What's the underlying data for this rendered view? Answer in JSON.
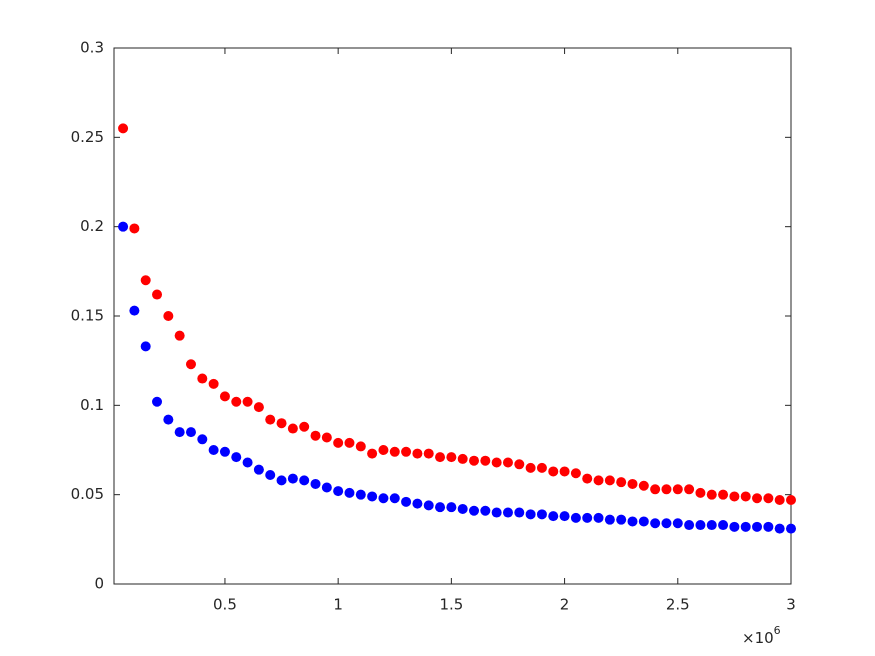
{
  "chart_data": {
    "type": "scatter",
    "x_offset_base": "×10",
    "x_offset_power": "6",
    "x": [
      50000,
      100000,
      150000,
      200000,
      250000,
      300000,
      350000,
      400000,
      450000,
      500000,
      550000,
      600000,
      650000,
      700000,
      750000,
      800000,
      850000,
      900000,
      950000,
      1000000,
      1050000,
      1100000,
      1150000,
      1200000,
      1250000,
      1300000,
      1350000,
      1400000,
      1450000,
      1500000,
      1550000,
      1600000,
      1650000,
      1700000,
      1750000,
      1800000,
      1850000,
      1900000,
      1950000,
      2000000,
      2050000,
      2100000,
      2150000,
      2200000,
      2250000,
      2300000,
      2350000,
      2400000,
      2450000,
      2500000,
      2550000,
      2600000,
      2650000,
      2700000,
      2750000,
      2800000,
      2850000,
      2900000,
      2950000,
      3000000
    ],
    "series": [
      {
        "color": "#ff0000",
        "values": [
          0.255,
          0.199,
          0.17,
          0.162,
          0.15,
          0.139,
          0.123,
          0.115,
          0.112,
          0.105,
          0.102,
          0.102,
          0.099,
          0.092,
          0.09,
          0.087,
          0.088,
          0.083,
          0.082,
          0.079,
          0.079,
          0.077,
          0.073,
          0.075,
          0.074,
          0.074,
          0.073,
          0.073,
          0.071,
          0.071,
          0.07,
          0.069,
          0.069,
          0.068,
          0.068,
          0.067,
          0.065,
          0.065,
          0.063,
          0.063,
          0.062,
          0.059,
          0.058,
          0.058,
          0.057,
          0.056,
          0.055,
          0.053,
          0.053,
          0.053,
          0.053,
          0.051,
          0.05,
          0.05,
          0.049,
          0.049,
          0.048,
          0.048,
          0.047,
          0.047
        ]
      },
      {
        "color": "#0000ff",
        "values": [
          0.2,
          0.153,
          0.133,
          0.102,
          0.092,
          0.085,
          0.085,
          0.081,
          0.075,
          0.074,
          0.071,
          0.068,
          0.064,
          0.061,
          0.058,
          0.059,
          0.058,
          0.056,
          0.054,
          0.052,
          0.051,
          0.05,
          0.049,
          0.048,
          0.048,
          0.046,
          0.045,
          0.044,
          0.043,
          0.043,
          0.042,
          0.041,
          0.041,
          0.04,
          0.04,
          0.04,
          0.039,
          0.039,
          0.038,
          0.038,
          0.037,
          0.037,
          0.037,
          0.036,
          0.036,
          0.035,
          0.035,
          0.034,
          0.034,
          0.034,
          0.033,
          0.033,
          0.033,
          0.033,
          0.032,
          0.032,
          0.032,
          0.032,
          0.031,
          0.031
        ]
      }
    ],
    "xlim": [
      10000,
      3000000
    ],
    "ylim": [
      0,
      0.3
    ],
    "xticks": [
      {
        "value": 500000,
        "label": "0.5"
      },
      {
        "value": 1000000,
        "label": "1"
      },
      {
        "value": 1500000,
        "label": "1.5"
      },
      {
        "value": 2000000,
        "label": "2"
      },
      {
        "value": 2500000,
        "label": "2.5"
      },
      {
        "value": 3000000,
        "label": "3"
      }
    ],
    "yticks": [
      0,
      0.05,
      0.1,
      0.15,
      0.2,
      0.25,
      0.3
    ],
    "grid": false
  }
}
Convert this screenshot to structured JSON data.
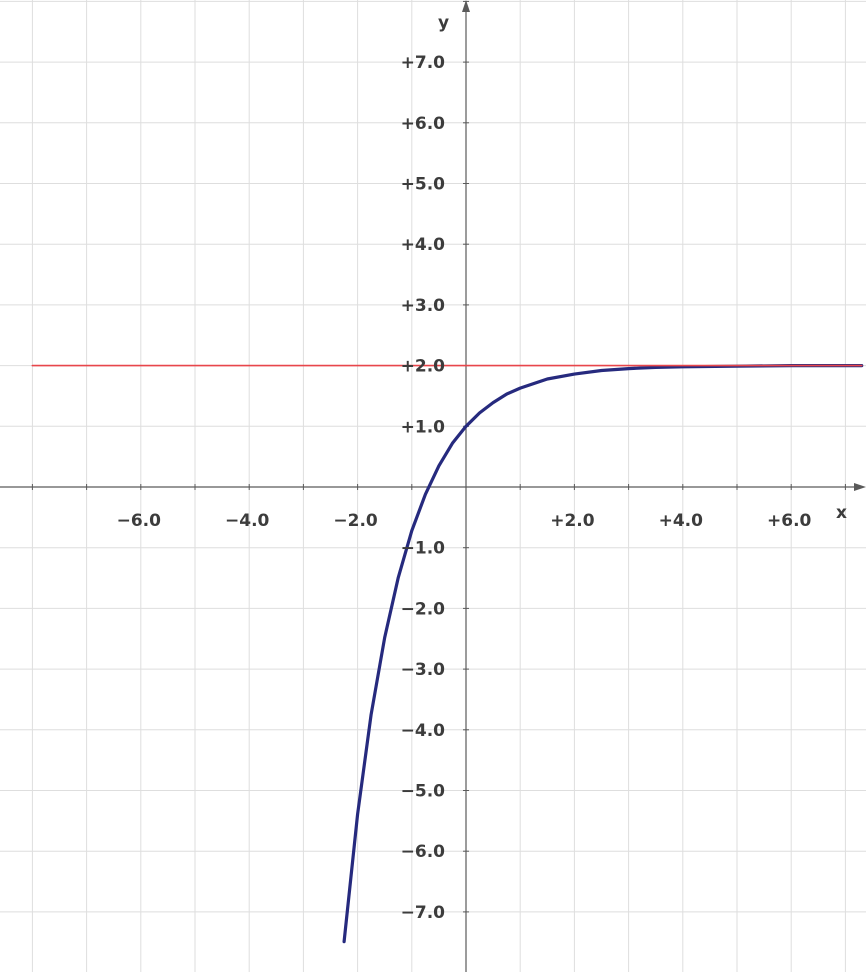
{
  "chart_data": {
    "type": "line",
    "title": "",
    "xlabel": "x",
    "ylabel": "y",
    "xlim": [
      -8,
      7.3
    ],
    "ylim": [
      -8,
      8.0
    ],
    "grid": true,
    "x_tick_labels": [
      {
        "value": -6,
        "label": "−6.0"
      },
      {
        "value": -4,
        "label": "−4.0"
      },
      {
        "value": -2,
        "label": "−2.0"
      },
      {
        "value": 2,
        "label": "+2.0"
      },
      {
        "value": 4,
        "label": "+4.0"
      },
      {
        "value": 6,
        "label": "+6.0"
      }
    ],
    "y_tick_labels": [
      {
        "value": 7,
        "label": "+7.0"
      },
      {
        "value": 6,
        "label": "+6.0"
      },
      {
        "value": 5,
        "label": "+5.0"
      },
      {
        "value": 4,
        "label": "+4.0"
      },
      {
        "value": 3,
        "label": "+3.0"
      },
      {
        "value": 2,
        "label": "+2.0"
      },
      {
        "value": 1,
        "label": "+1.0"
      },
      {
        "value": -1,
        "label": "−1.0"
      },
      {
        "value": -2,
        "label": "−2.0"
      },
      {
        "value": -3,
        "label": "−3.0"
      },
      {
        "value": -4,
        "label": "−4.0"
      },
      {
        "value": -5,
        "label": "−5.0"
      },
      {
        "value": -6,
        "label": "−6.0"
      },
      {
        "value": -7,
        "label": "−7.0"
      }
    ],
    "series": [
      {
        "color": "#262a7e",
        "x": [
          -2.25,
          -2.0,
          -1.75,
          -1.5,
          -1.25,
          -1.0,
          -0.75,
          -0.5,
          -0.25,
          0.0,
          0.25,
          0.5,
          0.75,
          1.0,
          1.5,
          2.0,
          2.5,
          3.0,
          3.5,
          4.0,
          5.0,
          6.0,
          7.3
        ],
        "y": [
          -7.49,
          -5.39,
          -3.75,
          -2.48,
          -1.49,
          -0.72,
          -0.12,
          0.35,
          0.72,
          1.0,
          1.22,
          1.39,
          1.53,
          1.63,
          1.78,
          1.86,
          1.92,
          1.95,
          1.97,
          1.98,
          1.99,
          2.0,
          2.0
        ]
      },
      {
        "color": "#e8464b",
        "x": [
          -8,
          7.3
        ],
        "y": [
          2.0,
          2.0
        ]
      }
    ]
  }
}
★ ★ ★
#### [REQUIREMENTS]
Using the data above, write out every line exactly, leaving the images behind.

#### [RESPONSE]
What's the underlying data for this rendered view? Answer in JSON.
{
  "chart_data": {
    "type": "scatter",
    "x_offset_base": "×10",
    "x_offset_power": "6",
    "x": [
      50000,
      100000,
      150000,
      200000,
      250000,
      300000,
      350000,
      400000,
      450000,
      500000,
      550000,
      600000,
      650000,
      700000,
      750000,
      800000,
      850000,
      900000,
      950000,
      1000000,
      1050000,
      1100000,
      1150000,
      1200000,
      1250000,
      1300000,
      1350000,
      1400000,
      1450000,
      1500000,
      1550000,
      1600000,
      1650000,
      1700000,
      1750000,
      1800000,
      1850000,
      1900000,
      1950000,
      2000000,
      2050000,
      2100000,
      2150000,
      2200000,
      2250000,
      2300000,
      2350000,
      2400000,
      2450000,
      2500000,
      2550000,
      2600000,
      2650000,
      2700000,
      2750000,
      2800000,
      2850000,
      2900000,
      2950000,
      3000000
    ],
    "series": [
      {
        "color": "#ff0000",
        "values": [
          0.255,
          0.199,
          0.17,
          0.162,
          0.15,
          0.139,
          0.123,
          0.115,
          0.112,
          0.105,
          0.102,
          0.102,
          0.099,
          0.092,
          0.09,
          0.087,
          0.088,
          0.083,
          0.082,
          0.079,
          0.079,
          0.077,
          0.073,
          0.075,
          0.074,
          0.074,
          0.073,
          0.073,
          0.071,
          0.071,
          0.07,
          0.069,
          0.069,
          0.068,
          0.068,
          0.067,
          0.065,
          0.065,
          0.063,
          0.063,
          0.062,
          0.059,
          0.058,
          0.058,
          0.057,
          0.056,
          0.055,
          0.053,
          0.053,
          0.053,
          0.053,
          0.051,
          0.05,
          0.05,
          0.049,
          0.049,
          0.048,
          0.048,
          0.047,
          0.047
        ]
      },
      {
        "color": "#0000ff",
        "values": [
          0.2,
          0.153,
          0.133,
          0.102,
          0.092,
          0.085,
          0.085,
          0.081,
          0.075,
          0.074,
          0.071,
          0.068,
          0.064,
          0.061,
          0.058,
          0.059,
          0.058,
          0.056,
          0.054,
          0.052,
          0.051,
          0.05,
          0.049,
          0.048,
          0.048,
          0.046,
          0.045,
          0.044,
          0.043,
          0.043,
          0.042,
          0.041,
          0.041,
          0.04,
          0.04,
          0.04,
          0.039,
          0.039,
          0.038,
          0.038,
          0.037,
          0.037,
          0.037,
          0.036,
          0.036,
          0.035,
          0.035,
          0.034,
          0.034,
          0.034,
          0.033,
          0.033,
          0.033,
          0.033,
          0.032,
          0.032,
          0.032,
          0.032,
          0.031,
          0.031
        ]
      }
    ],
    "xlim": [
      10000,
      3000000
    ],
    "ylim": [
      0,
      0.3
    ],
    "xticks": [
      {
        "value": 500000,
        "label": "0.5"
      },
      {
        "value": 1000000,
        "label": "1"
      },
      {
        "value": 1500000,
        "label": "1.5"
      },
      {
        "value": 2000000,
        "label": "2"
      },
      {
        "value": 2500000,
        "label": "2.5"
      },
      {
        "value": 3000000,
        "label": "3"
      }
    ],
    "yticks": [
      0,
      0.05,
      0.1,
      0.15,
      0.2,
      0.25,
      0.3
    ],
    "grid": false
  }
}
Convert this screenshot to structured JSON data.
{
  "chart_data": {
    "type": "line",
    "title": "",
    "xlabel": "x",
    "ylabel": "y",
    "xlim": [
      -8,
      7.3
    ],
    "ylim": [
      -8,
      8.0
    ],
    "grid": true,
    "x_tick_labels": [
      {
        "value": -6,
        "label": "−6.0"
      },
      {
        "value": -4,
        "label": "−4.0"
      },
      {
        "value": -2,
        "label": "−2.0"
      },
      {
        "value": 2,
        "label": "+2.0"
      },
      {
        "value": 4,
        "label": "+4.0"
      },
      {
        "value": 6,
        "label": "+6.0"
      }
    ],
    "y_tick_labels": [
      {
        "value": 7,
        "label": "+7.0"
      },
      {
        "value": 6,
        "label": "+6.0"
      },
      {
        "value": 5,
        "label": "+5.0"
      },
      {
        "value": 4,
        "label": "+4.0"
      },
      {
        "value": 3,
        "label": "+3.0"
      },
      {
        "value": 2,
        "label": "+2.0"
      },
      {
        "value": 1,
        "label": "+1.0"
      },
      {
        "value": -1,
        "label": "−1.0"
      },
      {
        "value": -2,
        "label": "−2.0"
      },
      {
        "value": -3,
        "label": "−3.0"
      },
      {
        "value": -4,
        "label": "−4.0"
      },
      {
        "value": -5,
        "label": "−5.0"
      },
      {
        "value": -6,
        "label": "−6.0"
      },
      {
        "value": -7,
        "label": "−7.0"
      }
    ],
    "series": [
      {
        "color": "#262a7e",
        "x": [
          -2.25,
          -2.0,
          -1.75,
          -1.5,
          -1.25,
          -1.0,
          -0.75,
          -0.5,
          -0.25,
          0.0,
          0.25,
          0.5,
          0.75,
          1.0,
          1.5,
          2.0,
          2.5,
          3.0,
          3.5,
          4.0,
          5.0,
          6.0,
          7.3
        ],
        "y": [
          -7.49,
          -5.39,
          -3.75,
          -2.48,
          -1.49,
          -0.72,
          -0.12,
          0.35,
          0.72,
          1.0,
          1.22,
          1.39,
          1.53,
          1.63,
          1.78,
          1.86,
          1.92,
          1.95,
          1.97,
          1.98,
          1.99,
          2.0,
          2.0
        ]
      },
      {
        "color": "#e8464b",
        "x": [
          -8,
          7.3
        ],
        "y": [
          2.0,
          2.0
        ]
      }
    ]
  }
}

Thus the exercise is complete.